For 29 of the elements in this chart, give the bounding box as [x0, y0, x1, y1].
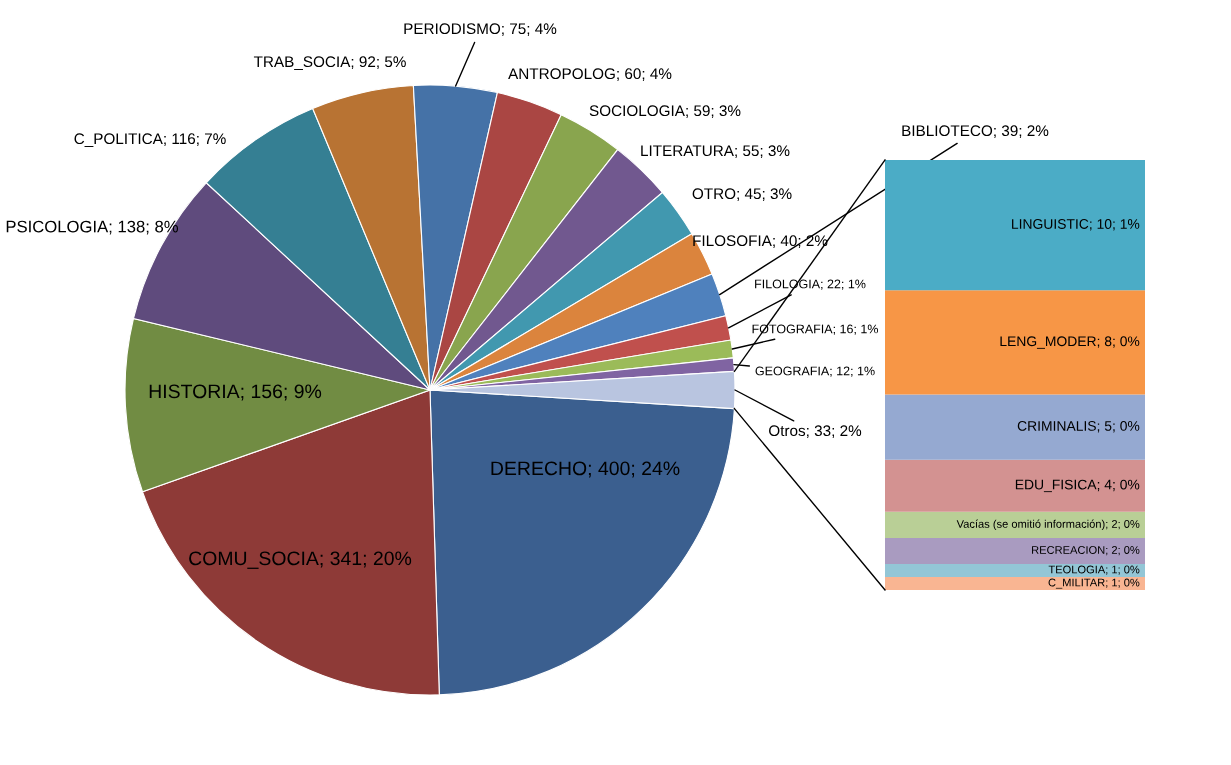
- slice-label: Otros; 33; 2%: [769, 425, 862, 438]
- slice-label: DERECHO; 400; 24%: [491, 461, 680, 478]
- data-label: CRIMINALIS; 5; 0%: [1017, 421, 1140, 433]
- slice-label: BIBLIOTECO; 39; 2%: [902, 125, 1049, 138]
- bar: [885, 290, 1145, 395]
- data-label: Vacías (se omitió información); 2; 0%: [956, 519, 1140, 531]
- slice-label: SOCIOLOGIA; 59; 3%: [589, 105, 741, 118]
- bar: [885, 563, 1145, 577]
- bar: [885, 459, 1145, 512]
- bar: [885, 511, 1145, 538]
- data-label: LENG_MODER; 8; 0%: [1000, 336, 1140, 349]
- bar: [885, 160, 1145, 291]
- data-label: LINGUISTIC; 10; 1%: [1012, 219, 1140, 231]
- slice-label: C_POLITICA; 116; 7%: [74, 133, 226, 147]
- slice-label: PERIODISMO; 75; 4%: [404, 23, 557, 36]
- slice-label: GEOGRAFIA; 12; 1%: [755, 366, 875, 377]
- slice-label: COMU_SOCIA; 341; 20%: [189, 551, 412, 569]
- slice-label: ANTROPOLOG; 60; 4%: [508, 68, 672, 81]
- bar: [885, 394, 1145, 460]
- bar: [885, 576, 1145, 590]
- data-label: TEOLOGIA; 1; 0%: [1048, 565, 1140, 575]
- data-label: EDU_FISICA; 4; 0%: [1015, 479, 1140, 493]
- bar: [885, 537, 1145, 564]
- slice-label: LITERATURA; 55; 3%: [641, 145, 790, 158]
- data-label: C_MILITAR; 1; 0%: [1048, 578, 1140, 589]
- slice-label: HISTORIA; 156; 9%: [149, 384, 322, 401]
- slice-label: TRAB_SOCIA; 92; 5%: [253, 56, 406, 70]
- slice-label: OTRO; 45; 3%: [692, 188, 792, 201]
- data-label: RECREACION; 2; 0%: [1032, 546, 1140, 556]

________________

__What you have to do__. List every line of the records that contains the string "data", matching case exactly.

__Output of the exercise__.
- data-label: CRIMINALIS; 5; 0%: [1017, 421, 1140, 433]
- data-label: Vacías (se omitió información); 2; 0%: [956, 519, 1140, 531]
- data-label: LENG_MODER; 8; 0%: [1000, 336, 1140, 349]
- data-label: LINGUISTIC; 10; 1%: [1012, 219, 1140, 231]
- data-label: TEOLOGIA; 1; 0%: [1048, 565, 1140, 575]
- data-label: EDU_FISICA; 4; 0%: [1015, 479, 1140, 493]
- data-label: C_MILITAR; 1; 0%: [1048, 578, 1140, 589]
- data-label: RECREACION; 2; 0%: [1032, 546, 1140, 556]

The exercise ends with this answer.